Prompt 1: In the GSAT-11 article, reproduce the stretch from "After the satellite" through "Centre in Ahmedabad." word for word.
Prompt 2: In the GSAT-11 article, which satellite was launched together with GSAT-11?
Prompt 3:
Does the GSAT-11 article support each statement below? Answer yes or no for each, quoting the words of the article that decide it.
(a) GSAT-11 carries 40 transponders.
(b) The satellite's launch was first planned for March 2018.
(c) The payload's transponders were built in Ahmedabad.

Selected passage:
Spacecraft properties
- Bus: I-6K Bus
- Manufacturer: ISRO Satellite Centre Space Applications Centre
- Launch mass: 5,854 kilograms (12,906 lb)
- Power: 13.6 kilowatts

Start of mission
- Launch date: 4 December 2018, 20:37 UTC
- Rocket: Ariane 5 VA246
- Launch site: Guiana Space Centre
- Contractor: Arianespace, ESA

Orbital parameters
- Reference system: Geocentric
- Regime: Geostationary
- Longitude: 74° East

Transponders
- Band: Ku/Ka band
- Bandwidth: 16 Gbps

= GSAT-11 =

Indian geostationary telecommunications satellite

GSAT-11 is an Indian geostationary communications satellite. The 5854 kg satellite is based on the new I-6K Bus and carries 40 transponders in the Ku-band and Ka-band frequencies (32 Ka × Ku-Band Forward Link Transponders and 8 Ku × Ka band Return Link Transponders), which are capable of providing up to 16 Gbit/s throughput. GSAT-11 is India's heaviest satellite.

==Launch==

Initially the satellite was planned to be launched in May 2018, but was delayed after ISRO recalled it back to India from the launch site in French Guiana for additional checks weeks after ISRO lost communication to another communication satellite, the GSAT-6A, soon after its launch in March 2018.

After the satellite was found fit for the launch, the new launch date had been set to 4 December 2018. GSAT 11 was launched successfully from the European Spaceport, French Guiana (Guiana Space Center) on 20:37 UTC, 4 December 2018 along with GEO-KOMPSAT-2A of KARI.

==Satellite==
GSAT-11 was developed at the cost of Rs. 579 Crores and its launch was procured at cost of Rs. 810.94 Crores. The payload consists of 40 high power Ku, Ka band transponders built at Space Applications Centre in Ahmedabad.

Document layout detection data

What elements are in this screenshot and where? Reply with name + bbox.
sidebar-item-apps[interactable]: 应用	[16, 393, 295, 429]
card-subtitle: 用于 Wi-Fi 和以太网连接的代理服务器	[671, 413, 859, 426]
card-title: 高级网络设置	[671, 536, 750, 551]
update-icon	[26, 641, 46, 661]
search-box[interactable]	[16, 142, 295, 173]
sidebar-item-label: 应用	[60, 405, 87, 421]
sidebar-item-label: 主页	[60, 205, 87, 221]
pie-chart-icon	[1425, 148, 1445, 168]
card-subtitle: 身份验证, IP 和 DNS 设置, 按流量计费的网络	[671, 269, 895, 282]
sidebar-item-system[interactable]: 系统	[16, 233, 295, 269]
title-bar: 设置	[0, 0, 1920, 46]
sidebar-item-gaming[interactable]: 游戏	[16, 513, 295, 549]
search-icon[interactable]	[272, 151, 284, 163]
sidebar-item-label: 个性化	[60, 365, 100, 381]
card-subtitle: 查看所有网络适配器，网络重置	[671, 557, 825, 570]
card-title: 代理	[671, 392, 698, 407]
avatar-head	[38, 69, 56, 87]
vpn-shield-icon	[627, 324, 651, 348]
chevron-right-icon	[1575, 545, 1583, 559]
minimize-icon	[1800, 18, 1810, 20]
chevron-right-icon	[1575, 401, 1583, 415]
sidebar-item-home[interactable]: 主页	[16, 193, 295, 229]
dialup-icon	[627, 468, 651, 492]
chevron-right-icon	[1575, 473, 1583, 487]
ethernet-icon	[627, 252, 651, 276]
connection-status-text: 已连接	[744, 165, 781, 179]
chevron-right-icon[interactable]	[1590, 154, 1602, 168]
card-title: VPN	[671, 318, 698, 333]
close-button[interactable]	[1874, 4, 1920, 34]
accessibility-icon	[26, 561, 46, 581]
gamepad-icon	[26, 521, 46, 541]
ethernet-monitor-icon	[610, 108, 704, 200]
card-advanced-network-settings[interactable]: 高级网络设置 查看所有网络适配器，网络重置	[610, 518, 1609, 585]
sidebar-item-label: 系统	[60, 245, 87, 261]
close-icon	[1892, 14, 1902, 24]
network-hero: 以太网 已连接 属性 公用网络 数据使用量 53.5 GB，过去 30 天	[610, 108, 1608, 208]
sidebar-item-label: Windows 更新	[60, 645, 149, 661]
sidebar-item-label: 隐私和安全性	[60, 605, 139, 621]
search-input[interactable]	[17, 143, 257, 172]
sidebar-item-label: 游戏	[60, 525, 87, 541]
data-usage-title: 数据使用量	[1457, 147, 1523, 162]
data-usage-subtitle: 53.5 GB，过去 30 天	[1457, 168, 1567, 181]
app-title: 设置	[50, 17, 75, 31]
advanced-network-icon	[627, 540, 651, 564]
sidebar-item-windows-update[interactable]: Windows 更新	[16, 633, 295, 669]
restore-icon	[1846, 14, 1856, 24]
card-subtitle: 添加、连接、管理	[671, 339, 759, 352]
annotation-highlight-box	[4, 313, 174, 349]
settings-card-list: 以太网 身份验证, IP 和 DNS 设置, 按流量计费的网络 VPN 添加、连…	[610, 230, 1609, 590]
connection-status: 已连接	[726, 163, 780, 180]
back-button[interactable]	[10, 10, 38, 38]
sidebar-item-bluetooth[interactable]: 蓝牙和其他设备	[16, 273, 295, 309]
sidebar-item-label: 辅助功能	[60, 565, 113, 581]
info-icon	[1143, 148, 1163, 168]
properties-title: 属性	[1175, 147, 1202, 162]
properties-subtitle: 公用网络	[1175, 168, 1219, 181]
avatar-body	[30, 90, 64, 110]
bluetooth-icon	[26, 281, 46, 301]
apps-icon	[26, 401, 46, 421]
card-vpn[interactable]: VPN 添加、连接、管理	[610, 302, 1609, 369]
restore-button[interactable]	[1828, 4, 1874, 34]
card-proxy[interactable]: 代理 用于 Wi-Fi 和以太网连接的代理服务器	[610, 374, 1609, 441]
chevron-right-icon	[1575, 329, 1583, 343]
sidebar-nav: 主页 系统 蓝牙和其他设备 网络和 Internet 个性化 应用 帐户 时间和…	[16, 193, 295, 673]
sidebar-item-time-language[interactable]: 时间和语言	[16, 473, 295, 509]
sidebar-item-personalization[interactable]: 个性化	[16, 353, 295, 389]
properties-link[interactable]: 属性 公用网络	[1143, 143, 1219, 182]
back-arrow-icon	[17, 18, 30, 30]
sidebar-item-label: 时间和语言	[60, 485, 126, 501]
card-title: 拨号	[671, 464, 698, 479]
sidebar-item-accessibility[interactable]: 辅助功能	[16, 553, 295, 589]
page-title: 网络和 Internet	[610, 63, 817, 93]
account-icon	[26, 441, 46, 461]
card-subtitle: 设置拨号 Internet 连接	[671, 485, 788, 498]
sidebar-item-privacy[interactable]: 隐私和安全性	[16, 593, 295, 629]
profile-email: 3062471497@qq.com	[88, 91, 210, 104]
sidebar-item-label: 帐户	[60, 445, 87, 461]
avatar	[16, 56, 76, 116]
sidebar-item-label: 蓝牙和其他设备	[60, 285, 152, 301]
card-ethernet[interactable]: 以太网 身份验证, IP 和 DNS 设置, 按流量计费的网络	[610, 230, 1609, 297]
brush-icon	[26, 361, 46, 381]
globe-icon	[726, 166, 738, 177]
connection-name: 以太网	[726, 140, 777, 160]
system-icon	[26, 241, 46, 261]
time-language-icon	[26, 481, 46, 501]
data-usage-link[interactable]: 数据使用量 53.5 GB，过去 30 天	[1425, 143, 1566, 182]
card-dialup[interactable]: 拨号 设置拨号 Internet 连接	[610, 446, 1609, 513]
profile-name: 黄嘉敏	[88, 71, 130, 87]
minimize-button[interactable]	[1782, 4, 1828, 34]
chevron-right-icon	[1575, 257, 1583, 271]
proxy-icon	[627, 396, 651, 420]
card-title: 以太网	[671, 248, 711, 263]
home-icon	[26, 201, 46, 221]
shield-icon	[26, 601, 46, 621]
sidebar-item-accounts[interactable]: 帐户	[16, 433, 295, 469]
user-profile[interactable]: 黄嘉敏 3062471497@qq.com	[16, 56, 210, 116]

Worked solution 1:
After the satellite was found fit for the launch, the new launch date had been set to 4 December 2018. GSAT 11 was launched successfully from the European Spaceport, French Guiana (Guiana Space Center) on 20:37 UTC, 4 December 2018 along with GEO-KOMPSAT-2A of KARI.

==Satellite==
GSAT-11 was developed at the cost of Rs. 579 Crores and its launch was procured at cost of Rs. 810.94 Crores. The payload consists of 40 high power Ku, Ka band transponders built at Space Applications Centre in Ahmedabad.

Worked solution 2: GEO-KOMPSAT-2A of KARI.

Worked solution 3:
(a) Yes: "carries 40 transponders in the Ku-band and Ka-band frequencies"
(b) No: "Initially the satellite was planned to be launched in May 2018"
(c) Yes: "40 high power Ku, Ka band transponders built at Space Applications Centre in Ahmedabad"